───── INFORMATION PROVIDED ─────
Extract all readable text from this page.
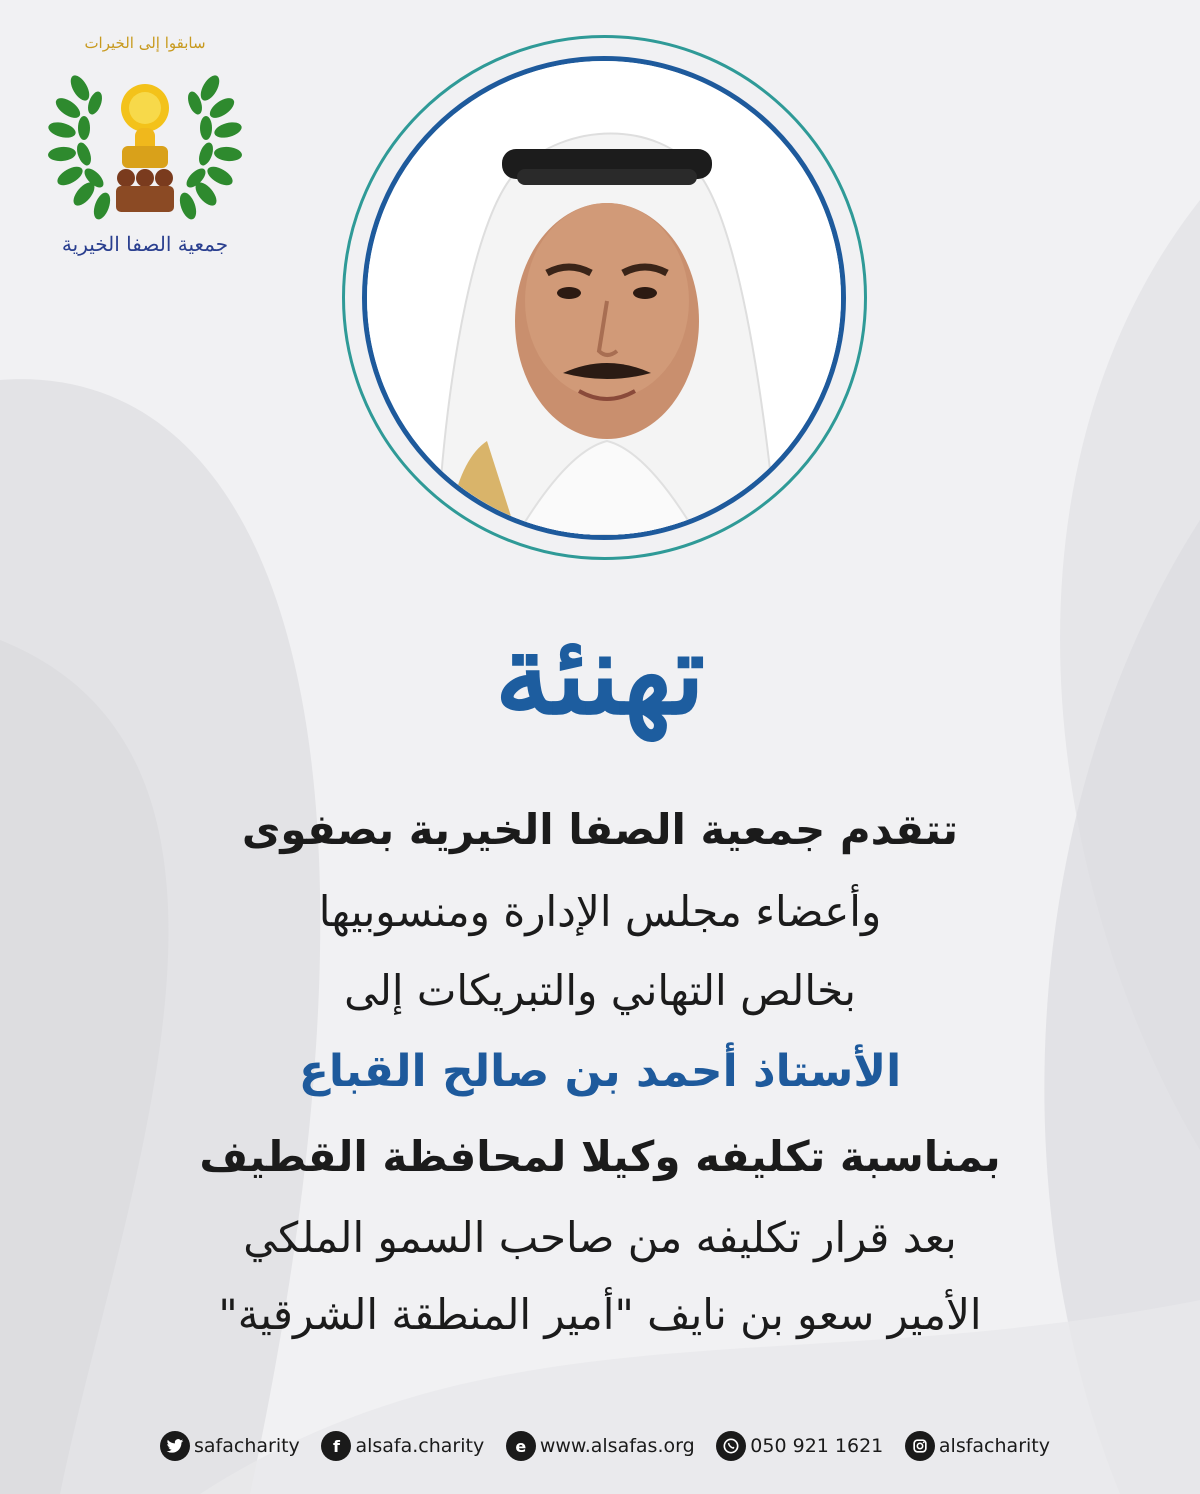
سابقوا إلى الخيرات
جمعية الصفا الخيرية
تهنئة
تتقدم جمعية الصفا الخيرية بصفوى
وأعضاء مجلس الإدارة ومنسوبيها
بخالص التهاني والتبريكات إلى
الأستاذ أحمد بن صالح القباع
بمناسبة تكليفه وكيلا لمحافظة القطيف
بعد قرار تكليفه من صاحب السمو الملكي
الأمير سعو بن نايف "أمير المنطقة الشرقية"
safacharity	f alsafa.charity	e www.alsafas.org	050 921 1621	alsfacharity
─────
WHAT TO DO → Write out the full listing verbatim, excluding its pictures.

EXPECTED ANSWER →
Extract all readable text from this page.
سابقوا إلى الخيرات
جمعية الصفا الخيرية
تهنئة
تتقدم جمعية الصفا الخيرية بصفوى
وأعضاء مجلس الإدارة ومنسوبيها
بخالص التهاني والتبريكات إلى
الأستاذ أحمد بن صالح القباع
بمناسبة تكليفه وكيلا لمحافظة القطيف
بعد قرار تكليفه من صاحب السمو الملكي
الأمير سعو بن نايف "أمير المنطقة الشرقية"
safacharity	f alsafa.charity	e www.alsafas.org	050 921 1621	alsfacharity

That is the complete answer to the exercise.